- [Exercise directions] Please print all of the material below, word for word.

§ §

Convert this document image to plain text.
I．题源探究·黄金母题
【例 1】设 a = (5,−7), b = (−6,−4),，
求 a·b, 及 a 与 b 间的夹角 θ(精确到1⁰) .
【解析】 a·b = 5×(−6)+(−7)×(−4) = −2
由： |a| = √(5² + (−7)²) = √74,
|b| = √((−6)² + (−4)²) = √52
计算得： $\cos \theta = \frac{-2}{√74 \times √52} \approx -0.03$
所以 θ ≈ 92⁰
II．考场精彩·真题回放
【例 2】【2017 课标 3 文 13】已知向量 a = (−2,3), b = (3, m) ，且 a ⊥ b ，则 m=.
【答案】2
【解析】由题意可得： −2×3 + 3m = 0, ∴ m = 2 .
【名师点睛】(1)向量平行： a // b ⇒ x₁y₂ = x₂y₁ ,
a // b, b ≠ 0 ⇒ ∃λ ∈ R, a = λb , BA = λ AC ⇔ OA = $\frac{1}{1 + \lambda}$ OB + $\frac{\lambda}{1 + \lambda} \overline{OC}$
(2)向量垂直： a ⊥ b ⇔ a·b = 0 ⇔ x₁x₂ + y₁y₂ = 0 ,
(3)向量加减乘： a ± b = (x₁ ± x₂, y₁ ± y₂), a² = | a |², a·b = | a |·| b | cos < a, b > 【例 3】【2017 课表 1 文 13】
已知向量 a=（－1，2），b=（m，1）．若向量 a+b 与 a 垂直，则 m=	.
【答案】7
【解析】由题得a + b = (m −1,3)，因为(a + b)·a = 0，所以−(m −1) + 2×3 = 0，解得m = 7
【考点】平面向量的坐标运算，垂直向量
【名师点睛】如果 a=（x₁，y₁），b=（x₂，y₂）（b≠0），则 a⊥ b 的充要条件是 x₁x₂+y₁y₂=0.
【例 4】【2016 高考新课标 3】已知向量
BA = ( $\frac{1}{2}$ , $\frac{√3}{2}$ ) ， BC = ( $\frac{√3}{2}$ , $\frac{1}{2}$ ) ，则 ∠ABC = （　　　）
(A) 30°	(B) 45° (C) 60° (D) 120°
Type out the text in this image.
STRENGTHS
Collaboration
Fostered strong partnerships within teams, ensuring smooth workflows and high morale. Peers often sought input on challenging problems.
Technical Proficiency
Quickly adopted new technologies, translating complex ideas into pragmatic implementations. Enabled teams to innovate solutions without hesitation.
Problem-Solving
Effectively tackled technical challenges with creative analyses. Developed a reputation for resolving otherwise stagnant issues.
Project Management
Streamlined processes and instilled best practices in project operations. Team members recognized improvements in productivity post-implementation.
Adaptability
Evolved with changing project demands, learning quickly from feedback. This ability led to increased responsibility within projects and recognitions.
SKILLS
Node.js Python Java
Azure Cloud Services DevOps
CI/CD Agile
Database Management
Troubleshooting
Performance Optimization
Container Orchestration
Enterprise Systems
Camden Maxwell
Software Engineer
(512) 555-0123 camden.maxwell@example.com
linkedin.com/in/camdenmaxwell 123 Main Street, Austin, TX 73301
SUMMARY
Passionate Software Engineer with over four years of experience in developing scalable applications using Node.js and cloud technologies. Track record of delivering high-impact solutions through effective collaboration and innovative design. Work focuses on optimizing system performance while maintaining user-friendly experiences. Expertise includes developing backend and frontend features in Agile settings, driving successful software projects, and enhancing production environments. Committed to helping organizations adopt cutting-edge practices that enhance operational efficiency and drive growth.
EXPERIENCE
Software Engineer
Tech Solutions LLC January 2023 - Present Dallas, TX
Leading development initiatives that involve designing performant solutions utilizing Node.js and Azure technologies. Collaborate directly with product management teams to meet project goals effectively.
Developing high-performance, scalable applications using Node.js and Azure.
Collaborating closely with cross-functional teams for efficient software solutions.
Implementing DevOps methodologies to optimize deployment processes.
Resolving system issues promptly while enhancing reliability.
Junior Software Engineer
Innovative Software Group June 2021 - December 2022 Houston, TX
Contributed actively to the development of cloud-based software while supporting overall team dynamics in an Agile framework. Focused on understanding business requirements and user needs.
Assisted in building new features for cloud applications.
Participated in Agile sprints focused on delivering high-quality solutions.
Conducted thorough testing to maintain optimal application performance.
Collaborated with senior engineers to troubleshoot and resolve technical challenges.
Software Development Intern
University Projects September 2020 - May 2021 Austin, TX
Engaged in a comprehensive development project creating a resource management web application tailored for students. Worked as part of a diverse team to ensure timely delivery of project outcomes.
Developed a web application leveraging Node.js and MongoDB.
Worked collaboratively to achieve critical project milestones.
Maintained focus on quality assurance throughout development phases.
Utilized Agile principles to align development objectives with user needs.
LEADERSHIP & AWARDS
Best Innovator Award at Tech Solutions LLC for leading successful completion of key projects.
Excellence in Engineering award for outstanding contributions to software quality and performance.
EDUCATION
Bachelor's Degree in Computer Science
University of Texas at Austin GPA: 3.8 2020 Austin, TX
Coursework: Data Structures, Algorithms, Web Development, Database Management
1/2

§ §

- [Task result]
Convert this document image to plain text.
I．题源探究·黄金母题
【例 1】设 a = (5,−7), b = (−6,−4),，
求 a·b, 及 a 与 b 间的夹角 θ(精确到1⁰) .
【解析】 a·b = 5×(−6)+(−7)×(−4) = −2
由： |a| = √(5² + (−7)²) = √74,
|b| = √((−6)² + (−4)²) = √52
计算得： $\cos \theta = \frac{-2}{√74 \times √52} \approx -0.03$
所以 θ ≈ 92⁰
II．考场精彩·真题回放
【例 2】【2017 课标 3 文 13】已知向量 a = (−2,3), b = (3, m) ，且 a ⊥ b ，则 m=.
【答案】2
【解析】由题意可得： −2×3 + 3m = 0, ∴ m = 2 .
【名师点睛】(1)向量平行： a // b ⇒ x₁y₂ = x₂y₁ ,
a // b, b ≠ 0 ⇒ ∃λ ∈ R, a = λb , BA = λ AC ⇔ OA = $\frac{1}{1 + \lambda}$ OB + $\frac{\lambda}{1 + \lambda} \overline{OC}$
(2)向量垂直： a ⊥ b ⇔ a·b = 0 ⇔ x₁x₂ + y₁y₂ = 0 ,
(3)向量加减乘： a ± b = (x₁ ± x₂, y₁ ± y₂), a² = | a |², a·b = | a |·| b | cos < a, b > 【例 3】【2017 课表 1 文 13】
已知向量 a=（－1，2），b=（m，1）．若向量 a+b 与 a 垂直，则 m=	.
【答案】7
【解析】由题得a + b = (m −1,3)，因为(a + b)·a = 0，所以−(m −1) + 2×3 = 0，解得m = 7
【考点】平面向量的坐标运算，垂直向量
【名师点睛】如果 a=（x₁，y₁），b=（x₂，y₂）（b≠0），则 a⊥ b 的充要条件是 x₁x₂+y₁y₂=0.
【例 4】【2016 高考新课标 3】已知向量
BA = ( $\frac{1}{2}$ , $\frac{√3}{2}$ ) ， BC = ( $\frac{√3}{2}$ , $\frac{1}{2}$ ) ，则 ∠ABC = （　　　）
(A) 30°	(B) 45° (C) 60° (D) 120°
Type out the text in this image.
STRENGTHS
Collaboration
Fostered strong partnerships within teams, ensuring smooth workflows and high morale. Peers often sought input on challenging problems.
Technical Proficiency
Quickly adopted new technologies, translating complex ideas into pragmatic implementations. Enabled teams to innovate solutions without hesitation.
Problem-Solving
Effectively tackled technical challenges with creative analyses. Developed a reputation for resolving otherwise stagnant issues.
Project Management
Streamlined processes and instilled best practices in project operations. Team members recognized improvements in productivity post-implementation.
Adaptability
Evolved with changing project demands, learning quickly from feedback. This ability led to increased responsibility within projects and recognitions.
SKILLS
Node.js Python Java
Azure Cloud Services DevOps
CI/CD Agile
Database Management
Troubleshooting
Performance Optimization
Container Orchestration
Enterprise Systems
Camden Maxwell
Software Engineer
(512) 555-0123 camden.maxwell@example.com
linkedin.com/in/camdenmaxwell 123 Main Street, Austin, TX 73301
SUMMARY
Passionate Software Engineer with over four years of experience in developing scalable applications using Node.js and cloud technologies. Track record of delivering high-impact solutions through effective collaboration and innovative design. Work focuses on optimizing system performance while maintaining user-friendly experiences. Expertise includes developing backend and frontend features in Agile settings, driving successful software projects, and enhancing production environments. Committed to helping organizations adopt cutting-edge practices that enhance operational efficiency and drive growth.
EXPERIENCE
Software Engineer
Tech Solutions LLC January 2023 - Present Dallas, TX
Leading development initiatives that involve designing performant solutions utilizing Node.js and Azure technologies. Collaborate directly with product management teams to meet project goals effectively.
Developing high-performance, scalable applications using Node.js and Azure.
Collaborating closely with cross-functional teams for efficient software solutions.
Implementing DevOps methodologies to optimize deployment processes.
Resolving system issues promptly while enhancing reliability.
Junior Software Engineer
Innovative Software Group June 2021 - December 2022 Houston, TX
Contributed actively to the development of cloud-based software while supporting overall team dynamics in an Agile framework. Focused on understanding business requirements and user needs.
Assisted in building new features for cloud applications.
Participated in Agile sprints focused on delivering high-quality solutions.
Conducted thorough testing to maintain optimal application performance.
Collaborated with senior engineers to troubleshoot and resolve technical challenges.
Software Development Intern
University Projects September 2020 - May 2021 Austin, TX
Engaged in a comprehensive development project creating a resource management web application tailored for students. Worked as part of a diverse team to ensure timely delivery of project outcomes.
Developed a web application leveraging Node.js and MongoDB.
Worked collaboratively to achieve critical project milestones.
Maintained focus on quality assurance throughout development phases.
Utilized Agile principles to align development objectives with user needs.
LEADERSHIP & AWARDS
Best Innovator Award at Tech Solutions LLC for leading successful completion of key projects.
Excellence in Engineering award for outstanding contributions to software quality and performance.
EDUCATION
Bachelor's Degree in Computer Science
University of Texas at Austin GPA: 3.8 2020 Austin, TX
Coursework: Data Structures, Algorithms, Web Development, Database Management
1/2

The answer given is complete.